▶ **ARTICLE**
┌────────
Æmilius Portus, traducteur de Suidas, explique ce titre comme s’il signifiait, des discours qui renversent les tours et les fortifications, turrium ac munitionum destructrices. Peut-être que l’auteur avait en vue de signifier que son ouvrage était une forteresse munie de très-bonnes tours contre tous les traits des théologiens. Selon l’idée de Junius, cet impie se serait vanté d’avoir renversé du ciel dans les abîmes du néant toutes les divinités ; selon celle d’Æmilius Portus, il se vanterait d’avoir ruiné les remparts dont la religion s’est fortifiée. Peut-être s’adressait-il directement à Cybèle, comme Vossius le prétend ; à Cybèle, dis-je, la mère des dieux, la déesse toute couverte de tours :

........ Qualis Berecyntia mater
Invehitur curru Phrygias turrita per urbes,
Læta Deûm partu, centum complexa nepotes
Omnes cœlicolas, omnes supera alta tenentes [1].


Peut-être s’imaginait-il qu’en ruinant la mère il ruinait toute la famille, sans prendre la peine d’attaquer chaque dieu en particulier. Selon cette conjecture, qui ne me paraît pas trop solide, on concilierait aisément Tatien avec Suidas et Hésychius, touchant le titre de l’ouvrage de Diagoras.

(H) D’autres disent qu’il dicta de très-justes lois... au législateur des Mantinéens. ] Il n’y aura rien dans cette remarque qui ne soit digne d’attention. Élien ayant débité [2] que les lois de Mantinée étaient très-justes, et aussi bonnes que celles des Locriens, celles de Crète, celles de Lacédémone et celles des Athéniens, ajoute que celui qui donna ces lois au peuple de Mantinée était l’athlète Nicodore, très-renommé par ses victoires ; mais qui, s’étant appliqué sur ses vieux jours à dresser des lois, avait rendu à sa patrie un service beaucoup plus utile que ne pouvaient être les proclamations des prix dont il avait été honoré [3], Ὀψε τῆς ἡλικίας, καὶ μετὰ τὴν ἄθλησιν καὶ νομοθέτης αὐτοῖς ἐγένετο, μακρῷ τοῦτο ἄμεινον πολιτευσάμενος τῇ πατρίδι τῶν κηρυγμάτων τῶν ἐν τοῖς ςαδίοις. Ætatis suæ tempore, et exactâ pugilatione legislator eis extitit, longe utiliorem se patriæ in eâ re præstans, quàm quùm publicè victor in studiis proclamaretur [4]. Ce n’est pas le tout : Élien remarque que, selon l’opinion commune, ces lois furent composées par Diagoras, qui les donna toutes dressées à Nicodore son ami. Enfin Élien déclare qu’il aurait beaucoup de choses à dire de Nicodore ; mais qu’il n’en fera rien, parce que les louanges qu’il lui donnerait sembleraient appartenir aussi à Diagoras. Voilà quelque chose de remarquable. Un athée sans détour ni réserve, qui donne des lois à un état aussi justes que celles de Solon, et que celles de Licurgue. D’autre côté, voilà un prêtre qui s’érige en historien, et qui supprime les louanges que Nicodore a très-justement méritées ; qui les supprime, dis-je, parce que la gloire en rejaillirait sur Diagoras. Ce n’est pas que Diagoras ne fût digne de participer à ces éloges, mais il niait la divinité, et par conséquent il ne fallait pas que l’historien fût équitable en son endroit ; il fallait être prévaricateur aux lois de l’histoire, puisque cela dérobait à un athée le bien qui lui était dû. On s’étonnerait moins d’une morale si dépravée, si l’on ne songeait que c’est un prêtre païen qui la débite. Pauvres gens ! vous vous regardez comme nécessaires à Dieu ; vous croyez qu’il a besoin de l’usage politique que vous faites de vos injures et de vos louanges. Vous ne croiriez pas cela, si vous aviez de la foi pour les oracles de Job [5].
└────────
▶ **EXERCICE**
Donnez la suite de l'article sur Diagoras à partir de sa dernière phrase.

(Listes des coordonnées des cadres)
┌────────
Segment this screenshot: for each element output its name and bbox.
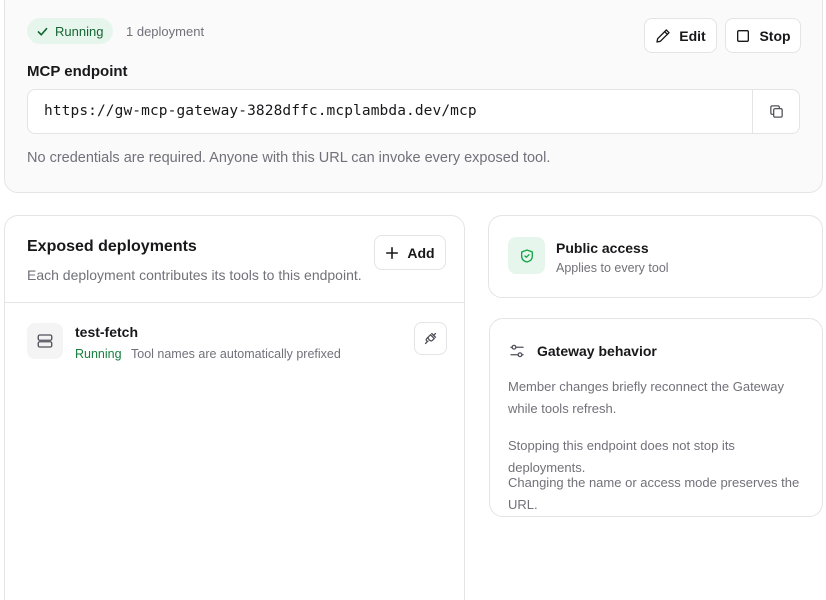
endpoint-note: No credentials are required. Anyone with… [27,150,551,166]
plus-icon [386,246,399,259]
add-deployment-button[interactable]: Add [374,235,446,270]
deployment-name[interactable]: test-fetch [75,324,138,340]
stop-button[interactable]: Stop [725,18,801,53]
pencil-icon [656,28,670,43]
shield-check-icon [508,237,545,274]
public-access-card: Public access Applies to every tool [488,215,823,298]
behavior-title: Gateway behavior [537,343,657,359]
status-badge: Running [27,18,114,44]
deployment-row: test-fetch Running Tool names are automa… [27,320,447,366]
edit-button-label: Edit [679,27,706,44]
server-icon [27,323,63,359]
sliders-icon [510,344,524,358]
access-title: Public access [556,240,649,256]
deployments-divider [5,302,464,303]
copy-url-button[interactable] [752,90,799,133]
square-icon [737,29,750,42]
behavior-note: Member changes briefly reconnect the Gat… [508,379,785,416]
endpoint-url-field[interactable]: https://gw-mcp-gateway-3828dffc.mcplambd… [27,89,800,134]
access-subtitle: Applies to every tool [556,261,669,275]
deployment-count: 1 deployment [126,24,205,39]
stop-button-label: Stop [759,27,791,44]
detach-deployment-button[interactable] [414,322,447,355]
endpoint-url[interactable]: https://gw-mcp-gateway-3828dffc.mcplambd… [44,103,477,119]
edit-button[interactable]: Edit [644,18,717,53]
deployments-title: Exposed deployments [27,238,197,255]
behavior-note: Changing the name or access mode preserv… [508,475,800,512]
exposed-deployments-card: Exposed deployments Each deployment cont… [4,215,465,600]
endpoint-title: MCP endpoint [27,63,128,80]
copy-icon [769,105,783,118]
gateway-behavior-card: Gateway behavior Member changes briefly … [489,318,823,517]
check-icon [37,27,48,36]
status-label: Running [55,23,104,39]
deployment-status: Running [75,347,122,361]
add-button-label: Add [407,244,435,261]
deployment-note: Tool names are automatically prefixed [131,347,341,361]
unplug-icon [424,332,437,345]
deployments-subtitle: Each deployment contributes its tools to… [27,267,362,283]
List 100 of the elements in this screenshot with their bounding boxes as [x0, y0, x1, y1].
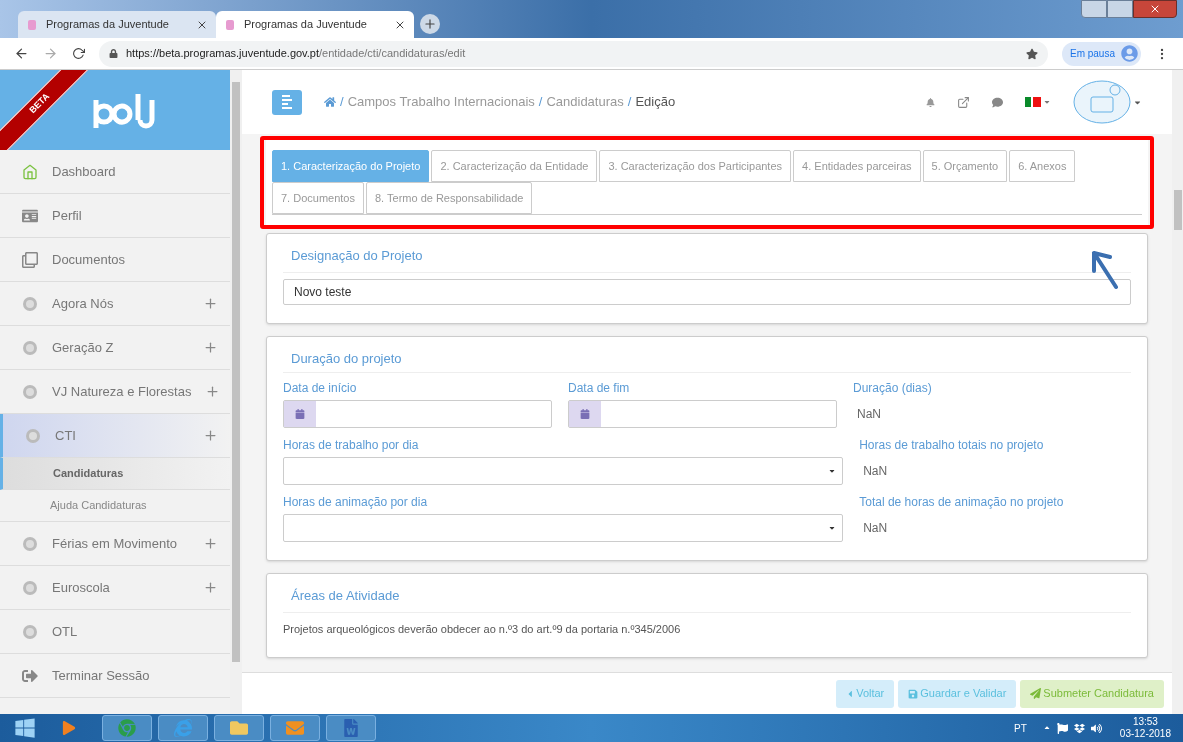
avatar-icon	[1121, 45, 1138, 62]
flag-icon[interactable]	[1056, 722, 1068, 734]
breadcrumb-separator: /	[340, 93, 344, 112]
site-favicon	[224, 18, 236, 31]
star-icon[interactable]	[1025, 47, 1038, 60]
plus-icon	[423, 17, 437, 31]
tray-caret-icon[interactable]	[1042, 724, 1051, 732]
profile-button[interactable]: Em pausa	[1061, 41, 1141, 66]
note-text: Projetos arqueológicos deverão obdecer ao n.º3 do art.º9 da portaria n.º345/2006	[283, 621, 682, 637]
menu-toggle-button[interactable]	[272, 89, 302, 115]
section-title: Áreas de Atividade	[283, 586, 1131, 613]
id-card-icon	[22, 207, 38, 224]
sidebar-item[interactable]: Geração Z	[0, 326, 230, 370]
breadcrumb-separator: /	[627, 93, 632, 112]
calendar-icon	[580, 409, 590, 419]
tab[interactable]: 2. Caracterização da Entidade	[431, 150, 598, 182]
section-title: Duração do projeto	[283, 348, 1131, 373]
chat-icon[interactable]	[992, 96, 1003, 108]
lock-icon	[109, 49, 118, 58]
close-window-button[interactable]	[1133, 0, 1177, 18]
home-icon	[22, 163, 38, 180]
section-title: Designação do Projeto	[283, 246, 1131, 273]
sidebar-item[interactable]: Férias em Movimento	[0, 522, 230, 566]
browser-tab[interactable]: Programas da Juventude	[18, 11, 216, 38]
tab[interactable]: 4. Entidades parceiras	[793, 150, 921, 182]
field-label: Horas de trabalho por dia	[283, 437, 420, 454]
sidebar-item[interactable]: Euroscola	[0, 566, 230, 610]
select-field[interactable]	[283, 514, 844, 542]
volume-icon[interactable]	[1090, 722, 1102, 734]
field-label: Horas de animação por dia	[283, 494, 429, 511]
new-tab-button[interactable]	[420, 14, 440, 34]
tab-title: Programas da Juventude	[244, 17, 368, 33]
tab-title: Programas da Juventude	[46, 17, 170, 33]
start-button[interactable]	[14, 717, 36, 739]
tab[interactable]: 1. Caracterização do Projeto	[272, 150, 430, 182]
plus-icon[interactable]	[203, 536, 218, 551]
program-logo-icon	[22, 295, 38, 312]
url-text: https://beta.programas.juventude.gov.pt/entidade/cti/candidaturas/edit	[126, 46, 467, 62]
sidebar-subitem[interactable]: Candidaturas	[0, 458, 230, 490]
maximize-button[interactable]	[1107, 0, 1133, 18]
tab[interactable]: 8. Termo de Responsabilidade	[366, 182, 533, 214]
date-field[interactable]	[568, 400, 837, 428]
forward-icon[interactable]	[43, 46, 58, 61]
address-bar[interactable]: https://beta.programas.juventude.gov.pt/entidade/cti/candidaturas/edit	[99, 40, 1048, 67]
field-label: Data de fim	[568, 380, 631, 397]
program-logo-icon	[22, 623, 38, 640]
send-icon	[1030, 688, 1042, 699]
input-field[interactable]: Novo teste	[283, 278, 1131, 305]
select-field[interactable]	[283, 457, 844, 485]
tab[interactable]: 6. Anexos	[1009, 150, 1076, 182]
tab[interactable]: 5. Orçamento	[922, 150, 1008, 182]
minimize-button[interactable]	[1081, 0, 1107, 18]
readout-value: NaN	[856, 406, 882, 423]
sidebar-item[interactable]: CTI	[0, 414, 230, 458]
breadcrumb-item[interactable]: Campos Trabalho Internacionais	[347, 92, 535, 112]
plus-icon[interactable]	[203, 428, 218, 443]
sign-out-icon	[22, 667, 38, 684]
caret-icon	[828, 524, 837, 532]
breadcrumb-item[interactable]: Candidaturas	[546, 92, 624, 112]
readout-value: NaN	[862, 520, 889, 537]
back-icon[interactable]	[14, 46, 29, 61]
program-logo-icon	[22, 579, 38, 596]
sidebar-item[interactable]: Perfil	[0, 194, 230, 238]
bell-icon[interactable]	[926, 97, 935, 107]
media-player-icon[interactable]	[62, 721, 76, 735]
date-field[interactable]	[283, 400, 552, 428]
browser-tab[interactable]: Programas da Juventude	[216, 11, 414, 38]
program-logo-icon	[22, 339, 38, 356]
calendar-icon	[295, 409, 305, 419]
language-indicator[interactable]: PT	[1014, 720, 1027, 736]
tab[interactable]: 7. Documentos	[272, 182, 364, 214]
caret-icon	[828, 467, 837, 475]
field-label: Horas de trabalho totais no projeto	[859, 437, 1045, 454]
dropbox-icon[interactable]	[1073, 722, 1085, 734]
field-label: Duração (dias)	[853, 380, 933, 397]
field-label: Total de horas de animação no projeto	[859, 494, 1065, 511]
clock[interactable]: 13:53 03-12-2018	[1107, 716, 1183, 740]
documents-icon	[22, 251, 38, 268]
page-scrollbar[interactable]	[1172, 70, 1183, 714]
caret-icon	[846, 688, 855, 699]
reload-icon[interactable]	[72, 47, 85, 60]
breadcrumb-item: Edição	[635, 93, 676, 112]
program-logo-icon	[22, 535, 38, 552]
field-label: Data de início	[283, 380, 358, 397]
plus-icon[interactable]	[203, 296, 218, 311]
plus-icon[interactable]	[203, 340, 218, 355]
breadcrumb-separator: /	[538, 93, 543, 112]
sidebar-scrollbar[interactable]	[230, 70, 242, 714]
program-logo-icon	[22, 383, 38, 400]
save-icon	[908, 688, 919, 699]
folder-icon[interactable]	[230, 719, 248, 737]
flag-icon[interactable]	[1025, 97, 1051, 107]
external-link-icon[interactable]	[957, 95, 970, 109]
close-icon	[1149, 3, 1161, 15]
plus-icon[interactable]	[203, 580, 218, 595]
plus-icon[interactable]	[205, 384, 221, 399]
word-icon[interactable]	[342, 719, 360, 737]
tab[interactable]: 3. Caracterização dos Participantes	[599, 150, 792, 182]
sidebar-item[interactable]: Agora Nós	[0, 282, 230, 326]
home-icon[interactable]	[324, 96, 336, 108]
└────────
▶ **RÉPONSE**
Remarquons ici un grand travers du jurisconsulte Baudouin. Il rapporte ce qui concerne le législateur de Mantinée, et y fait cette réflexion, que l’impiété est non-seulement une grande plaie des lois, mais aussi une grande ruine des états ; et qu’il faut plutôt souhaiter qu’il n’y ait ni lois, ni juridiction, ni société, que non pas que la justice soit entre les mains de l’impiété ; et qu’il soutiendra toujours que les lois de Diagoras sont suspectes. Narrat Ælianus, quen-

  1. Virgil., Æn., lib. VI, vs. 785.
  2. Ælian., Var. Hist., lib. II, cap. XXII.
  3. Les villes grecques s’estimaient très-heureuses et très-glorieuses, lorsque ceux qui remportaient les prix des jeux étaient de leurs habitans.
  4. Ælian., Var. Hist, lib. II, cap. XXIII.
  5. Chap. XIII, vs. 7.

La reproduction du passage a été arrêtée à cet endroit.